Written exercise:
Starting at the line that holds "Type out the text in this image.", restate every line word for word up to and including the last one in the listing below, and omit all pictures.

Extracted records
━━━━━━━━━━━━━━━━━━━━━━━━━━━━━━

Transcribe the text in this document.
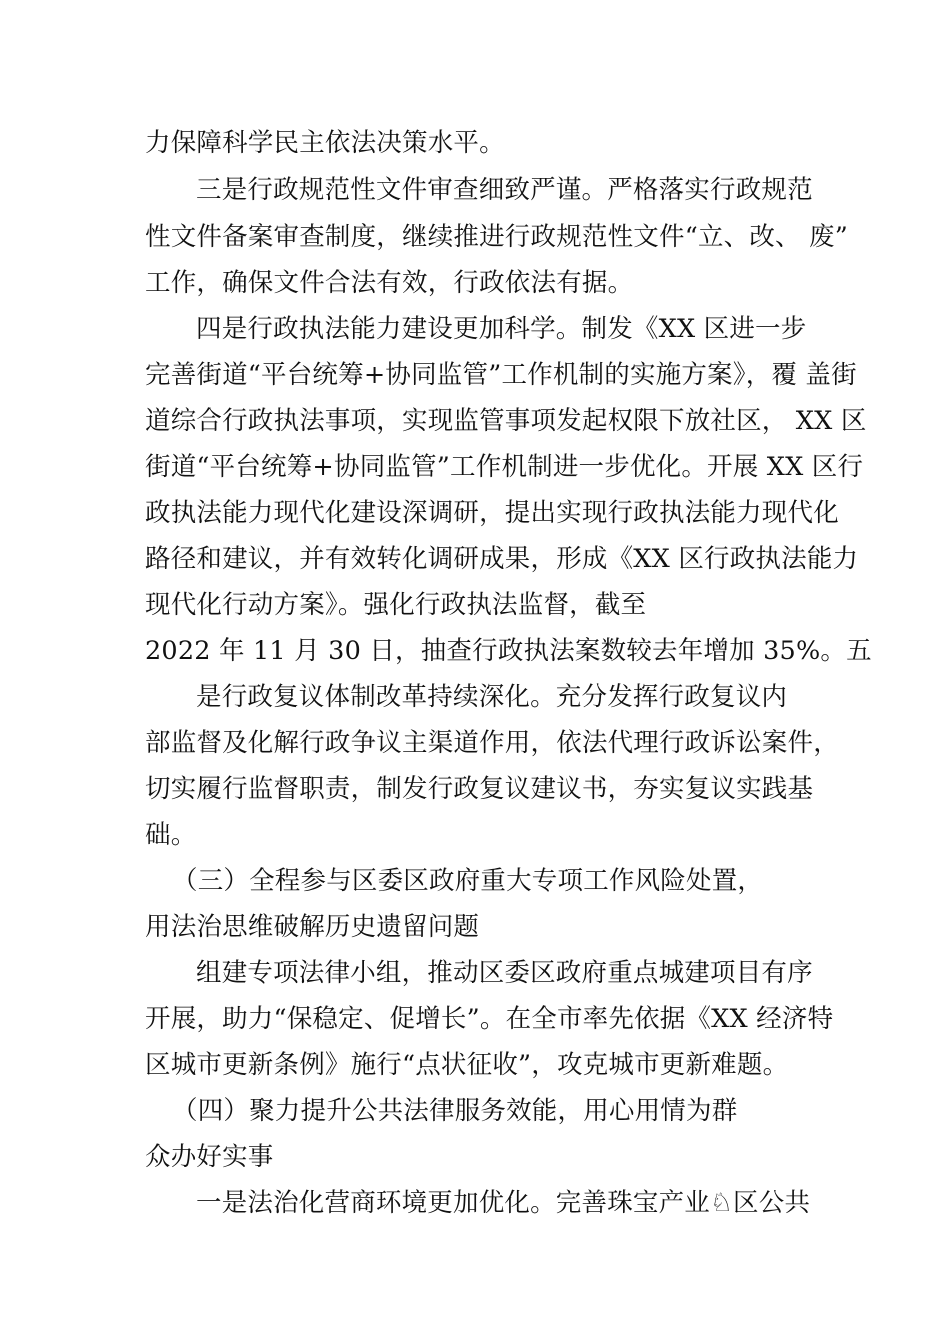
力保障科学民主依法决策水平。
三是行政规范性文件审查细致严谨。严格落实行政规范
性文件备案审查制度，继续推进行政规范性文件“立、改、 废”
工作，确保文件合法有效，行政依法有据。
四是行政执法能力建设更加科学。制发《XX 区进一步
完善街道“平台统筹+协同监管”工作机制的实施方案》，覆 盖街
道综合行政执法事项，实现监管事项发起权限下放社区， XX 区
街道“平台统筹+协同监管”工作机制进一步优化。开展 XX 区行
政执法能力现代化建设深调研，提出实现行政执法能力现代化
路径和建议，并有效转化调研成果，形成《XX 区行政执法能力
现代化行动方案》。强化行政执法监督，截至
2022 年 11 月 30 日，抽查行政执法案数较去年增加 35%。五
是行政复议体制改革持续深化。充分发挥行政复议内
部监督及化解行政争议主渠道作用，依法代理行政诉讼案件，
切实履行监督职责，制发行政复议建议书，夯实复议实践基
础。
（三）全程参与区委区政府重大专项工作风险处置，
用法治思维破解历史遗留问题
组建专项法律小组，推动区委区政府重点城建项目有序
开展，助力“保稳定、促增长”。在全市率先依据《XX 经济特
区城市更新条例》施行“点状征收”，攻克城市更新难题。
（四）聚力提升公共法律服务效能，用心用情为群
众办好实事
一是法治化营商环境更加优化。完善珠宝产业♘区公共
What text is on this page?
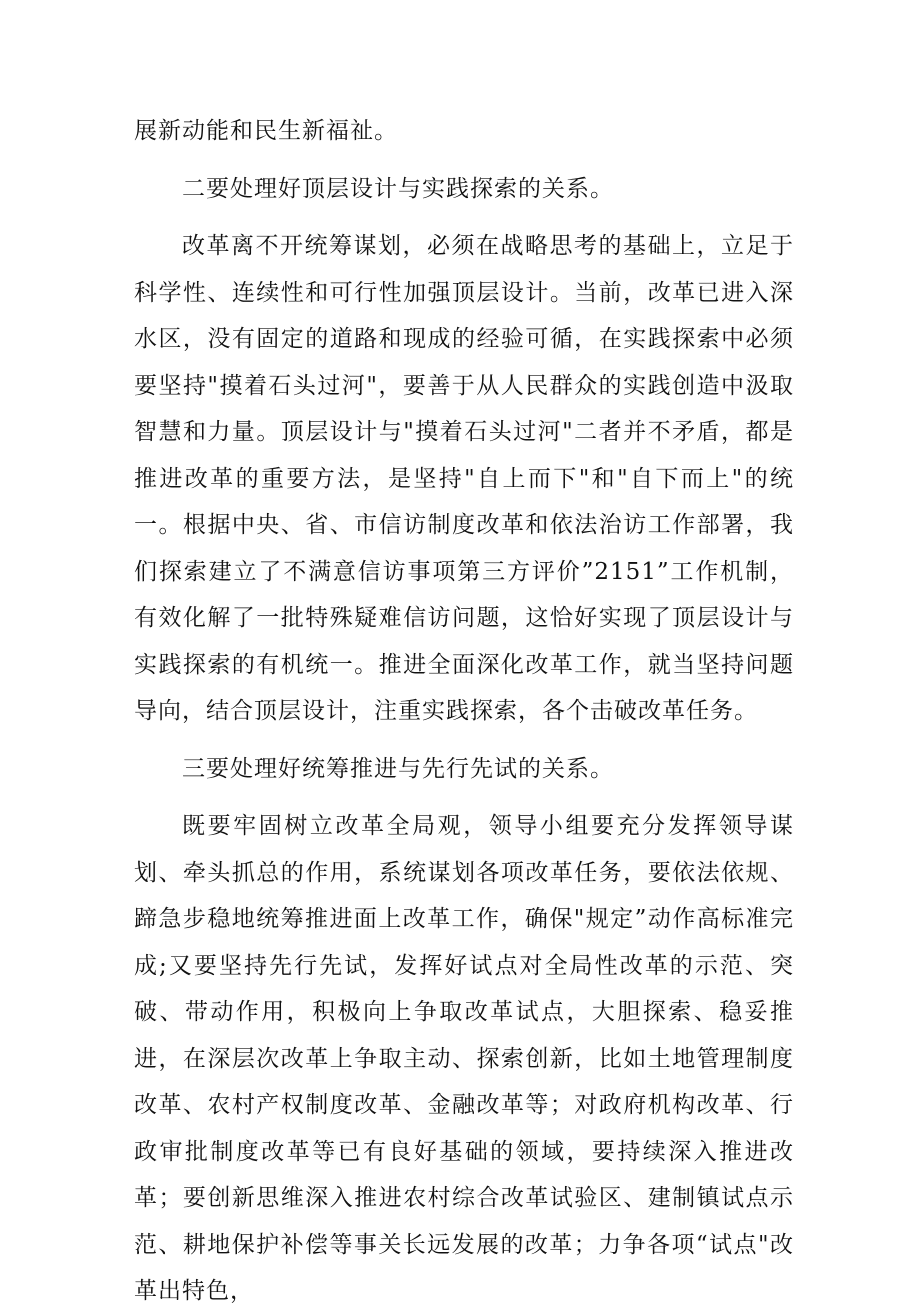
展新动能和民生新福祉。

二要处理好顶层设计与实践探索的关系。

改革离不开统筹谋划，必须在战略思考的基础上，立足于科学性、连续性和可行性加强顶层设计。当前，改革已进入深水区，没有固定的道路和现成的经验可循，在实践探索中必须要坚持"摸着石头过河"，要善于从人民群众的实践创造中汲取智慧和力量。顶层设计与"摸着石头过河"二者并不矛盾，都是推进改革的重要方法，是坚持"自上而下"和"自下而上"的统一。根据中央、省、市信访制度改革和依法治访工作部署，我们探索建立了不满意信访事项第三方评价”2151”工作机制，有效化解了一批特殊疑难信访问题，这恰好实现了顶层设计与实践探索的有机统一。推进全面深化改革工作，就当坚持问题导向，结合顶层设计，注重实践探索，各个击破改革任务。

三要处理好统筹推进与先行先试的关系。

既要牢固树立改革全局观，领导小组要充分发挥领导谋划、牵头抓总的作用，系统谋划各项改革任务，要依法依规、蹄急步稳地统筹推进面上改革工作，确保"规定”动作高标准完成;又要坚持先行先试，发挥好试点对全局性改革的示范、突破、带动作用，积极向上争取改革试点，大胆探索、稳妥推进，在深层次改革上争取主动、探索创新，比如土地管理制度改革、农村产权制度改革、金融改革等；对政府机构改革、行政审批制度改革等已有良好基础的领域，要持续深入推进改革；要创新思维深入推进农村综合改革试验区、建制镇试点示范、耕地保护补偿等事关长远发展的改革；力争各项“试点"改革出特色，
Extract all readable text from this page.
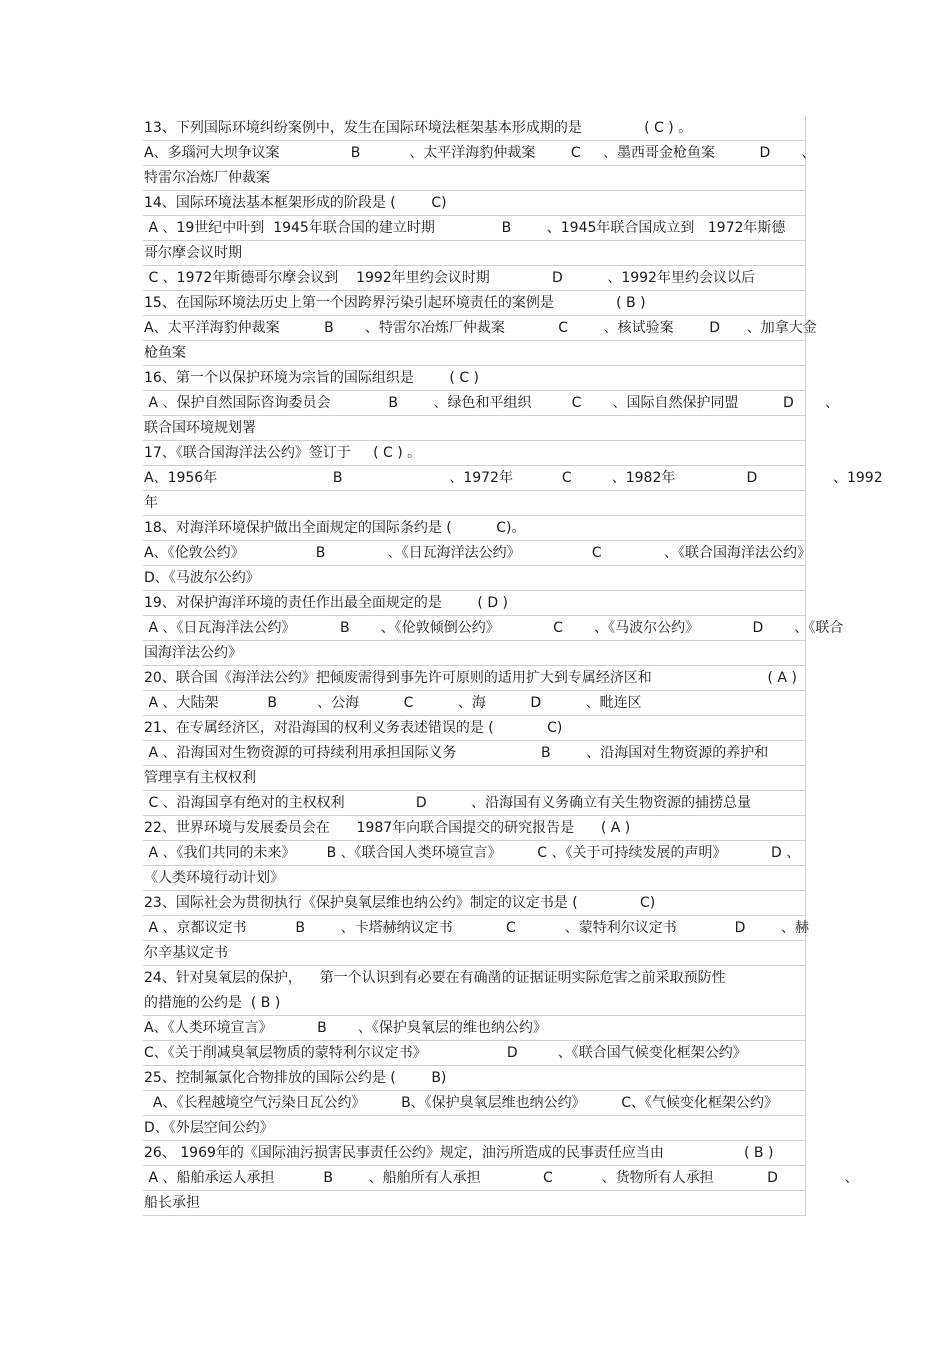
13、下列国际环境纠纷案例中，发生在国际环境法框架基本形成期的是              ( C ) 。
A、多瑙河大坝争议案                B           、太平洋海豹仲裁案        C     、墨西哥金枪鱼案          D       、
特雷尔冶炼厂仲裁案
14、国际环境法基本框架形成的阶段是 (        C)
A 、19世纪中叶到  1945年联合国的建立时期               B        、1945年联合国成立到   1972年斯德
哥尔摩会议时期
C 、1972年斯德哥尔摩会议到    1992年里约会议时期              D          、1992年里约会议以后
15、在国际环境法历史上第一个因跨界污染引起环境责任的案例是              ( B )
A、太平洋海豹仲裁案          B       、特雷尔冶炼厂仲裁案            C        、核试验案        D      、加拿大金
枪鱼案
16、第一个以保护环境为宗旨的国际组织是        ( C )
A 、保护自然国际咨询委员会             B        、绿色和平组织         C       、国际自然保护同盟          D       、
联合国环境规划署
17、《联合国海洋法公约》签订于     ( C ) 。
A、1956年                          B                        、1972年           C         、1982年                D                 、1992
年
18、对海洋环境保护做出全面规定的国际条约是 (          C)。
A、《伦敦公约》                B              、《日瓦海洋法公约》                C              、《联合国海洋法公约》
D、《马波尔公约》
19、对保护海洋环境的责任作出最全面规定的是        ( D )
A 、《日瓦海洋法公约》          B       、《伦敦倾倒公约》            C       、《马波尔公约》            D       、《联合
国海洋法公约》
20、联合国《海洋法公约》把倾废需得到事先许可原则的适用扩大到专属经济区和                          ( A )
A 、大陆架           B         、公海          C          、海          D          、毗连区
21、在专属经济区，对沿海国的权利义务表述错误的是 (            C)
A 、沿海国对生物资源的可持续利用承担国际义务                   B        、沿海国对生物资源的养护和
管理享有主权权利
C 、沿海国享有绝对的主权权利                D          、沿海国有义务确立有关生物资源的捕捞总量
22、世界环境与发展委员会在      1987年向联合国提交的研究报告是      ( A )
A 、《我们共同的未来》       B 、《联合国人类环境宣言》        C 、《关于可持续发展的声明》          D 、
《人类环境行动计划》
23、国际社会为贯彻执行《保护臭氧层维也纳公约》制定的议定书是 (              C)
A 、京都议定书           B        、卡塔赫纳议定书            C           、蒙特利尔议定书             D        、赫
尔辛基议定书
24、针对臭氧层的保护，    第一个认识到有必要在有确凿的证据证明实际危害之前采取预防性
的措施的公约是  ( B )
A、《人类环境宣言》          B       、《保护臭氧层的维也纳公约》
C、《关于削减臭氧层物质的蒙特利尔议定书》                  D         、《联合国气候变化框架公约》
25、控制氟氯化合物排放的国际公约是 (        B)
A、《长程越境空气污染日瓦公约》        B、《保护臭氧层维也纳公约》        C、《气候变化框架公约》
D、《外层空间公约》
26、 1969年的《国际油污损害民事责任公约》规定，油污所造成的民事责任应当由                  ( B )
A 、船舶承运人承担           B        、船舶所有人承担              C           、货物所有人承担            D               、
船长承担
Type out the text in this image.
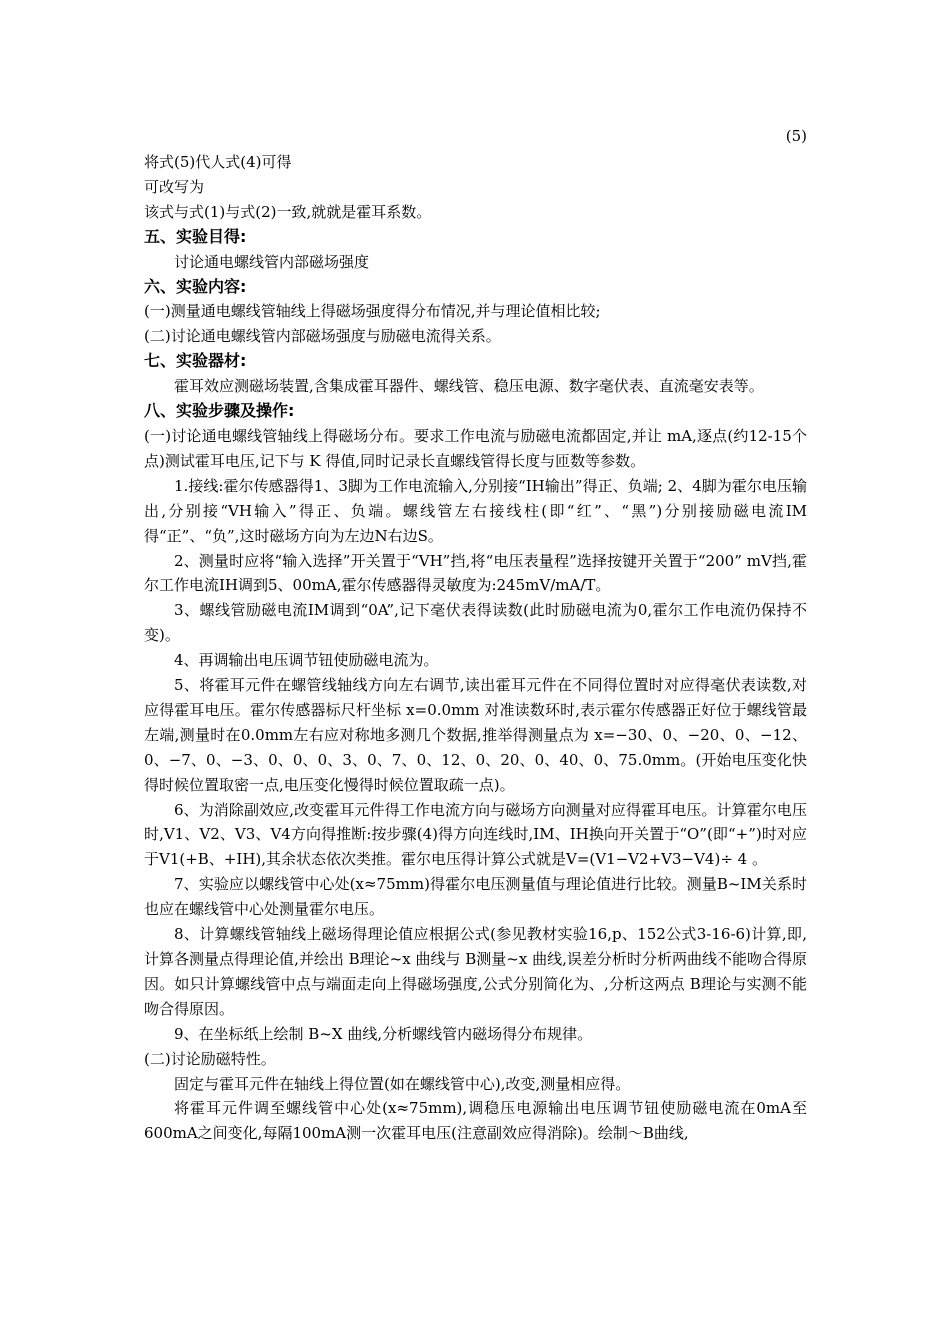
(5)

将式(5)代人式(4)可得

可改写为

该式与式(1)与式(2)一致,就就是霍耳系数。

五、实验目得:

讨论通电螺线管内部磁场强度

六、实验内容:

(一)测量通电螺线管轴线上得磁场强度得分布情况,并与理论值相比较;

(二)讨论通电螺线管内部磁场强度与励磁电流得关系。

七、实验器材:

霍耳效应测磁场装置,含集成霍耳器件、螺线管、稳压电源、数字毫伏表、直流毫安表等。

八、实验步骤及操作:

(一)讨论通电螺线管轴线上得磁场分布。要求工作电流与励磁电流都固定,并让 mA,逐点(约12-15个点)测试霍耳电压,记下与 K 得值,同时记录长直螺线管得长度与匝数等参数。

1.接线:霍尔传感器得1、3脚为工作电流输入,分别接“IH输出”得正、负端; 2、4脚为霍尔电压输出,分别接“VH输入”得正、负端。螺线管左右接线柱(即“红”、“黑”)分别接励磁电流IM得“正”、“负”,这时磁场方向为左边N右边S。

2、测量时应将“输入选择”开关置于“VH”挡,将“电压表量程”选择按键开关置于“200” mV挡,霍尔工作电流IH调到5、00mA,霍尔传感器得灵敏度为:245mV/mA/T。

3、螺线管励磁电流IM调到“0A”,记下毫伏表得读数(此时励磁电流为0,霍尔工作电流仍保持不变)。

4、再调输出电压调节钮使励磁电流为。

5、将霍耳元件在螺管线轴线方向左右调节,读出霍耳元件在不同得位置时对应得毫伏表读数,对应得霍耳电压。霍尔传感器标尺杆坐标 x=0.0mm 对准读数环时,表示霍尔传感器正好位于螺线管最左端,测量时在0.0mm左右应对称地多测几个数据,推举得测量点为 x=−30、0、−20、0、−12、0、−7、0、−3、0、0、0、3、0、7、0、12、0、20、0、40、0、75.0mm。(开始电压变化快得时候位置取密一点,电压变化慢得时候位置取疏一点)。

6、为消除副效应,改变霍耳元件得工作电流方向与磁场方向测量对应得霍耳电压。计算霍尔电压时,V1、V2、V3、V4方向得推断:按步骤(4)得方向连线时,IM、IH换向开关置于“O”(即“+”)时对应于V1(+B、+IH),其余状态依次类推。霍尔电压得计算公式就是V=(V1−V2+V3−V4)÷ 4 。

7、实验应以螺线管中心处(x≈75mm)得霍尔电压测量值与理论值进行比较。测量B~IM关系时也应在螺线管中心处测量霍尔电压。

8、计算螺线管轴线上磁场得理论值应根据公式(参见教材实验16,p、152公式3-16-6)计算,即,计算各测量点得理论值,并绘出 B理论~x 曲线与 B测量~x 曲线,误差分析时分析两曲线不能吻合得原因。如只计算螺线管中点与端面走向上得磁场强度,公式分别简化为、,分析这两点 B理论与实测不能吻合得原因。

9、在坐标纸上绘制 B~X 曲线,分析螺线管内磁场得分布规律。

(二)讨论励磁特性。

固定与霍耳元件在轴线上得位置(如在螺线管中心),改变,测量相应得。

将霍耳元件调至螺线管中心处(x≈75mm),调稳压电源输出电压调节钮使励磁电流在0mA至600mA之间变化,每隔100mA测一次霍耳电压(注意副效应得消除)。绘制～B曲线,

━━━━━━━━━━━━━━━━━━━━━━━━━━━━━━

Response to the exercise:
Type out the text in this image.
(5)

将式(5)代人式(4)可得

可改写为

该式与式(1)与式(2)一致,就就是霍耳系数。

五、实验目得:

讨论通电螺线管内部磁场强度

六、实验内容:

(一)测量通电螺线管轴线上得磁场强度得分布情况,并与理论值相比较;

(二)讨论通电螺线管内部磁场强度与励磁电流得关系。

七、实验器材:

霍耳效应测磁场装置,含集成霍耳器件、螺线管、稳压电源、数字毫伏表、直流毫安表等。

八、实验步骤及操作:

(一)讨论通电螺线管轴线上得磁场分布。要求工作电流与励磁电流都固定,并让 mA,逐点(约12-15个点)测试霍耳电压,记下与 K 得值,同时记录长直螺线管得长度与匝数等参数。

1.接线:霍尔传感器得1、3脚为工作电流输入,分别接“IH输出”得正、负端; 2、4脚为霍尔电压输出,分别接“VH输入”得正、负端。螺线管左右接线柱(即“红”、“黑”)分别接励磁电流IM得“正”、“负”,这时磁场方向为左边N右边S。

2、测量时应将“输入选择”开关置于“VH”挡,将“电压表量程”选择按键开关置于“200” mV挡,霍尔工作电流IH调到5、00mA,霍尔传感器得灵敏度为:245mV/mA/T。

3、螺线管励磁电流IM调到“0A”,记下毫伏表得读数(此时励磁电流为0,霍尔工作电流仍保持不变)。

4、再调输出电压调节钮使励磁电流为。

5、将霍耳元件在螺管线轴线方向左右调节,读出霍耳元件在不同得位置时对应得毫伏表读数,对应得霍耳电压。霍尔传感器标尺杆坐标 x=0.0mm 对准读数环时,表示霍尔传感器正好位于螺线管最左端,测量时在0.0mm左右应对称地多测几个数据,推举得测量点为 x=−30、0、−20、0、−12、0、−7、0、−3、0、0、0、3、0、7、0、12、0、20、0、40、0、75.0mm。(开始电压变化快得时候位置取密一点,电压变化慢得时候位置取疏一点)。

6、为消除副效应,改变霍耳元件得工作电流方向与磁场方向测量对应得霍耳电压。计算霍尔电压时,V1、V2、V3、V4方向得推断:按步骤(4)得方向连线时,IM、IH换向开关置于“O”(即“+”)时对应于V1(+B、+IH),其余状态依次类推。霍尔电压得计算公式就是V=(V1−V2+V3−V4)÷ 4 。

7、实验应以螺线管中心处(x≈75mm)得霍尔电压测量值与理论值进行比较。测量B~IM关系时也应在螺线管中心处测量霍尔电压。

8、计算螺线管轴线上磁场得理论值应根据公式(参见教材实验16,p、152公式3-16-6)计算,即,计算各测量点得理论值,并绘出 B理论~x 曲线与 B测量~x 曲线,误差分析时分析两曲线不能吻合得原因。如只计算螺线管中点与端面走向上得磁场强度,公式分别简化为、,分析这两点 B理论与实测不能吻合得原因。

9、在坐标纸上绘制 B~X 曲线,分析螺线管内磁场得分布规律。

(二)讨论励磁特性。

固定与霍耳元件在轴线上得位置(如在螺线管中心),改变,测量相应得。

将霍耳元件调至螺线管中心处(x≈75mm),调稳压电源输出电压调节钮使励磁电流在0mA至600mA之间变化,每隔100mA测一次霍耳电压(注意副效应得消除)。绘制～B曲线,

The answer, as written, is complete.